### [BRANO DA LEGGERE]
La guerra mette a grave rischio l'integrità di questi santuari naturali in molti modi. Non solo il passaggio delle truppe e gli scontri a fuoco distruggono la vegetazione e sconvolgono l’habitat degli animali, in alcuni casi vengono usate sostanze dannose per l’uomo e per l’ambiente, come è accaduto durante la guerra del Vietnam, quando il famigerato agente Arancio, un erbicida teratogeno e cancegoreno perché produce diossina, ha gravemente danneggiato la salute della popolazione e ha anche distrutto secolari foreste di magrovie.
Inoltre la guerra, come è accaduto in molti conflitti africani, produce migliaia di rifugiati, che per sopravvivere sono costretti a tagliare in modo incontrollato le foreste per costruirsi un riparo, o a cacciare specie anche protette, senza che ci sia equilibrio tra il numero dei cacciatori e quello delle prede. Il bracconaggio di guerra può così decimare completamente popolazioni animali già a rischio, come è accaduto per gli ippopotami del Parco nazionale del Virunga nella Repubblica del Congo, dove il 95% degli animali sono stati abbatuti.
Poiché i punti caldi della biodiversità sono concentrati nelle aree più funestate da conflitti armati del nostro pianeta, occorre che chi si occupa di conservazione si attivi durante i periodi di guerra, concludono i ricercatori, per includere la protezione della biodiversità nei programmi umanitari e di ricostruzione.

### [PARTI DELL'ESERCIZIO]
(A) Secondo il brano, quale percentuale degli ippopotami del Parco nazionale del Virunga è stata abbattuta?
(B) Per favore, cita alla lettera i record a partire dalla prima riga e fermati dopo quella che contiene "- y-tick-label: 60: [10, 267, 24, 281]", inclusa.

### [RECORD DEL DATASET]
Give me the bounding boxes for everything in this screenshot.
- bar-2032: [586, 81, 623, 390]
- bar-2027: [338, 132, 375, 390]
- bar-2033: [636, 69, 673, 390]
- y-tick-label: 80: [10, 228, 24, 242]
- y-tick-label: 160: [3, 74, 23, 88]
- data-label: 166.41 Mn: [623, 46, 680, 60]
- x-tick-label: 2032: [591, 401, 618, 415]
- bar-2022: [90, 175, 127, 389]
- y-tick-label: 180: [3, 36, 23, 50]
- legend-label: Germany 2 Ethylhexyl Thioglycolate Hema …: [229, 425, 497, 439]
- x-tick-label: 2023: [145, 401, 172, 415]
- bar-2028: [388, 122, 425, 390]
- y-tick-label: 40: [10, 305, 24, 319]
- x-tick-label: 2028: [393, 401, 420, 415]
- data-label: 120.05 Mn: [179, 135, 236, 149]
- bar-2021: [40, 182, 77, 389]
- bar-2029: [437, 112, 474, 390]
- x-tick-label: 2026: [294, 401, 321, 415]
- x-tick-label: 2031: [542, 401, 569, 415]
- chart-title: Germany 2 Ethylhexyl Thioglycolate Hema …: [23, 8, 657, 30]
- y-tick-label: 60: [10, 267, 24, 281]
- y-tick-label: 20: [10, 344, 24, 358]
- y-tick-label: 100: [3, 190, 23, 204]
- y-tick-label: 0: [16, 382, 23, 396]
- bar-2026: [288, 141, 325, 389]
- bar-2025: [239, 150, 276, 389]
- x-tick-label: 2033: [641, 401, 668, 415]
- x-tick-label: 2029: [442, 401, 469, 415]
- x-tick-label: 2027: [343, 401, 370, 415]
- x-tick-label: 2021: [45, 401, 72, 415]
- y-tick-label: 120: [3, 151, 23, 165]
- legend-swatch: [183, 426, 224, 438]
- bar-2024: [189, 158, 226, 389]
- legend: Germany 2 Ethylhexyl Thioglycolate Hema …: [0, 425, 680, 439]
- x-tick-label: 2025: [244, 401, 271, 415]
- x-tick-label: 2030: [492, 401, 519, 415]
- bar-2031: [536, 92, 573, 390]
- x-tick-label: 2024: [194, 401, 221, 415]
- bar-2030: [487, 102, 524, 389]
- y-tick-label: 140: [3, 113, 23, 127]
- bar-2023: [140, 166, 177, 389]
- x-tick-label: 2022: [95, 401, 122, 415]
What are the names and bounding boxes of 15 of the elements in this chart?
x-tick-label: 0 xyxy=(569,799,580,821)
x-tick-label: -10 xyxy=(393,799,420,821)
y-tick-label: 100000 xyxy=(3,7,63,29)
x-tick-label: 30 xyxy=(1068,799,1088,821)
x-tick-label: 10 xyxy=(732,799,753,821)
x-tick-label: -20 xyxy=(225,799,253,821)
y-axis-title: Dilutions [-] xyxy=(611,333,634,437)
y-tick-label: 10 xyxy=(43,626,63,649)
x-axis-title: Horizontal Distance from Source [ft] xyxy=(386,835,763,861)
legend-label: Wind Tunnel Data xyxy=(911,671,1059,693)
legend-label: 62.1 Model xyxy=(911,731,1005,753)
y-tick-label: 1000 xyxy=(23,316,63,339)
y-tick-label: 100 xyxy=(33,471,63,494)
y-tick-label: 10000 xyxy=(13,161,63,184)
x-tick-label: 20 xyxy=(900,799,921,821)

### [SOLUZIONI DELLE CONSEGNE]
(A) Il 95%.

(B)
Give me the bounding boxes for everything in this screenshot.
- bar-2032: [586, 81, 623, 390]
- bar-2027: [338, 132, 375, 390]
- bar-2033: [636, 69, 673, 390]
- y-tick-label: 80: [10, 228, 24, 242]
- y-tick-label: 160: [3, 74, 23, 88]
- data-label: 166.41 Mn: [623, 46, 680, 60]
- x-tick-label: 2032: [591, 401, 618, 415]
- bar-2022: [90, 175, 127, 389]
- y-tick-label: 180: [3, 36, 23, 50]
- legend-label: Germany 2 Ethylhexyl Thioglycolate Hema …: [229, 425, 497, 439]
- x-tick-label: 2023: [145, 401, 172, 415]
- bar-2028: [388, 122, 425, 390]
- y-tick-label: 40: [10, 305, 24, 319]
- x-tick-label: 2028: [393, 401, 420, 415]
- data-label: 120.05 Mn: [179, 135, 236, 149]
- bar-2021: [40, 182, 77, 389]
- bar-2029: [437, 112, 474, 390]
- x-tick-label: 2026: [294, 401, 321, 415]
- x-tick-label: 2031: [542, 401, 569, 415]
- chart-title: Germany 2 Ethylhexyl Thioglycolate Hema …: [23, 8, 657, 30]
- y-tick-label: 60: [10, 267, 24, 281]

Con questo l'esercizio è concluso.